WHAT YOU HAVE TO DO
Print out each entry below exactly, please.

SUPPLIED INFORMATION
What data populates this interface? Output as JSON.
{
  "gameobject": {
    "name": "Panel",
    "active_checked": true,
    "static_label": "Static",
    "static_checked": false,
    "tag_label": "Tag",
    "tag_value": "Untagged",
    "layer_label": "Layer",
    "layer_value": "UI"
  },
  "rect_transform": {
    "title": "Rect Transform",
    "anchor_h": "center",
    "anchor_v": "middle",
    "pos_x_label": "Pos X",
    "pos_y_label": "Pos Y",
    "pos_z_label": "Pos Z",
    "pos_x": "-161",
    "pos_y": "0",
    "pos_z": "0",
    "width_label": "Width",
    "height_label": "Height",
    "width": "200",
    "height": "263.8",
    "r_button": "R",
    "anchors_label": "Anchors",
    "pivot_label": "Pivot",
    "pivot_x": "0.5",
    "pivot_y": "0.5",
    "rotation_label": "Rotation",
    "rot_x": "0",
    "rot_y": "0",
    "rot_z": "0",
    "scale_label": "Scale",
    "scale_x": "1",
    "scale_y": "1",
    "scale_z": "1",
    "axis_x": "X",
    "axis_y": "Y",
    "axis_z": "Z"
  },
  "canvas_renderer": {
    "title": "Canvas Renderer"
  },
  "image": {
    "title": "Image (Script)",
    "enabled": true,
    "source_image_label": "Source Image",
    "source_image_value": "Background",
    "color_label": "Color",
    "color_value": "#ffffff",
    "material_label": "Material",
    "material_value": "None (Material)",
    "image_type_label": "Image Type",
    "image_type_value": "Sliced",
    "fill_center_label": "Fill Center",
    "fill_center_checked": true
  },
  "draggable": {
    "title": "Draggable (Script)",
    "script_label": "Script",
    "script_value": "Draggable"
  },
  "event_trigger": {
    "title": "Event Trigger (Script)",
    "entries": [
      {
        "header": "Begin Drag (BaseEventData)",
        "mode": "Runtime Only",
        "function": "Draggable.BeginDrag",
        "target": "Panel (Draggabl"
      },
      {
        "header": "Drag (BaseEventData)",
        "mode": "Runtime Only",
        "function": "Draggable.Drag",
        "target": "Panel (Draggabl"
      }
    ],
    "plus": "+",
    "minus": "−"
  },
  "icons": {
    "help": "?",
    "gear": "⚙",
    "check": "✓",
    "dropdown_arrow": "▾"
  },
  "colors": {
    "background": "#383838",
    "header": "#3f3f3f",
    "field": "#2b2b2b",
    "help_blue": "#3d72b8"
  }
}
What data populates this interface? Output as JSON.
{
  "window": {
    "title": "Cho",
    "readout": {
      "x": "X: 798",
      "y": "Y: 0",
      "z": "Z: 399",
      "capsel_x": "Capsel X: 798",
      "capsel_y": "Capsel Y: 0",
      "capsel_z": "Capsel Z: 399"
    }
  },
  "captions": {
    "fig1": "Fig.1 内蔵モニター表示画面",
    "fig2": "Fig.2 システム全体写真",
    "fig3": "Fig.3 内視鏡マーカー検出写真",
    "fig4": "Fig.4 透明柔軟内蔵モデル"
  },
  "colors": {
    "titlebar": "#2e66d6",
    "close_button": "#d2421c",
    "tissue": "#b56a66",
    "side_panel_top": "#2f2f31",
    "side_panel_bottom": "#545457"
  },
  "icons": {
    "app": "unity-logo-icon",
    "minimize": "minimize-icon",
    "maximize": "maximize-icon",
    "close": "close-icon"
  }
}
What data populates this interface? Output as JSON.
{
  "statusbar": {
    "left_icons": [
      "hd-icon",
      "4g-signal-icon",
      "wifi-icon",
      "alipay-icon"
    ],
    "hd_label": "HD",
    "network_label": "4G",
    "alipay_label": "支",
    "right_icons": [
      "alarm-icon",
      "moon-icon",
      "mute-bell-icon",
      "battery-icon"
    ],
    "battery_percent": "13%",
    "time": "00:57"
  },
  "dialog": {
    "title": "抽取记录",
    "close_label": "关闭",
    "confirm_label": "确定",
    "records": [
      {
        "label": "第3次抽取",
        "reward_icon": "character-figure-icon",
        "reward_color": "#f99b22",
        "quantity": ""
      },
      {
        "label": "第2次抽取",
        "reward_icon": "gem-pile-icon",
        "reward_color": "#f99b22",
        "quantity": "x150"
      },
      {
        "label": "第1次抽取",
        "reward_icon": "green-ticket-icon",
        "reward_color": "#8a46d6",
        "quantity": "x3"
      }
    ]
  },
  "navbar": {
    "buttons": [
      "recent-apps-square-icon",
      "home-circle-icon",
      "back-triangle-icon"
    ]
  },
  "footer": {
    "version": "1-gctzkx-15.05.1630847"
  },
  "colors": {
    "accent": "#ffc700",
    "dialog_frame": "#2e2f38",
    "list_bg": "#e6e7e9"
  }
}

EXERCISE RESPONSE
What data populates this interface? Output as JSON.
{
  "gameobject": {
    "name": "Panel",
    "active_checked": true,
    "static_label": "Static",
    "static_checked": false,
    "tag_label": "Tag",
    "tag_value": "Untagged",
    "layer_label": "Layer",
    "layer_value": "UI"
  },
  "rect_transform": {
    "title": "Rect Transform",
    "anchor_h": "center",
    "anchor_v": "middle",
    "pos_x_label": "Pos X",
    "pos_y_label": "Pos Y",
    "pos_z_label": "Pos Z",
    "pos_x": "-161",
    "pos_y": "0",
    "pos_z": "0",
    "width_label": "Width",
    "height_label": "Height",
    "width": "200",
    "height": "263.8",
    "r_button": "R",
    "anchors_label": "Anchors",
    "pivot_label": "Pivot",
    "pivot_x": "0.5",
    "pivot_y": "0.5",
    "rotation_label": "Rotation",
    "rot_x": "0",
    "rot_y": "0",
    "rot_z": "0",
    "scale_label": "Scale",
    "scale_x": "1",
    "scale_y": "1",
    "scale_z": "1",
    "axis_x": "X",
    "axis_y": "Y",
    "axis_z": "Z"
  },
  "canvas_renderer": {
    "title": "Canvas Renderer"
  },
  "image": {
    "title": "Image (Script)",
    "enabled": true,
    "source_image_label": "Source Image",
    "source_image_value": "Background",
    "color_label": "Color",
    "color_value": "#ffffff",
    "material_label": "Material",
    "material_value": "None (Material)",
    "image_type_label": "Image Type",
    "image_type_value": "Sliced",
    "fill_center_label": "Fill Center",
    "fill_center_checked": true
  },
  "draggable": {
    "title": "Draggable (Script)",
    "script_label": "Script",
    "script_value": "Draggable"
  },
  "event_trigger": {
    "title": "Event Trigger (Script)",
    "entries": [
      {
        "header": "Begin Drag (BaseEventData)",
        "mode": "Runtime Only",
        "function": "Draggable.BeginDrag",
        "target": "Panel (Draggabl"
      },
      {
        "header": "Drag (BaseEventData)",
        "mode": "Runtime Only",
        "function": "Draggable.Drag",
        "target": "Panel (Draggabl"
      }
    ],
    "plus": "+",
    "minus": "−"
  },
  "icons": {
    "help": "?",
    "gear": "⚙",
    "check": "✓",
    "dropdown_arrow": "▾"
  },
  "colors": {
    "background": "#383838",
    "header": "#3f3f3f",
    "field": "#2b2b2b",
    "help_blue": "#3d72b8"
  }
}
What data populates this interface? Output as JSON.
{
  "window": {
    "title": "Cho",
    "readout": {
      "x": "X: 798",
      "y": "Y: 0",
      "z": "Z: 399",
      "capsel_x": "Capsel X: 798",
      "capsel_y": "Capsel Y: 0",
      "capsel_z": "Capsel Z: 399"
    }
  },
  "captions": {
    "fig1": "Fig.1 内蔵モニター表示画面",
    "fig2": "Fig.2 システム全体写真",
    "fig3": "Fig.3 内視鏡マーカー検出写真",
    "fig4": "Fig.4 透明柔軟内蔵モデル"
  },
  "colors": {
    "titlebar": "#2e66d6",
    "close_button": "#d2421c",
    "tissue": "#b56a66",
    "side_panel_top": "#2f2f31",
    "side_panel_bottom": "#545457"
  },
  "icons": {
    "app": "unity-logo-icon",
    "minimize": "minimize-icon",
    "maximize": "maximize-icon",
    "close": "close-icon"
  }
}
What data populates this interface? Output as JSON.
{
  "statusbar": {
    "left_icons": [
      "hd-icon",
      "4g-signal-icon",
      "wifi-icon",
      "alipay-icon"
    ],
    "hd_label": "HD",
    "network_label": "4G",
    "alipay_label": "支",
    "right_icons": [
      "alarm-icon",
      "moon-icon",
      "mute-bell-icon",
      "battery-icon"
    ],
    "battery_percent": "13%",
    "time": "00:57"
  },
  "dialog": {
    "title": "抽取记录",
    "close_label": "关闭",
    "confirm_label": "确定",
    "records": [
      {
        "label": "第3次抽取",
        "reward_icon": "character-figure-icon",
        "reward_color": "#f99b22",
        "quantity": ""
      },
      {
        "label": "第2次抽取",
        "reward_icon": "gem-pile-icon",
        "reward_color": "#f99b22",
        "quantity": "x150"
      },
      {
        "label": "第1次抽取",
        "reward_icon": "green-ticket-icon",
        "reward_color": "#8a46d6",
        "quantity": "x3"
      }
    ]
  },
  "navbar": {
    "buttons": [
      "recent-apps-square-icon",
      "home-circle-icon",
      "back-triangle-icon"
    ]
  },
  "footer": {
    "version": "1-gctzkx-15.05.1630847"
  },
  "colors": {
    "accent": "#ffc700",
    "dialog_frame": "#2e2f38",
    "list_bg": "#e6e7e9"
  }
}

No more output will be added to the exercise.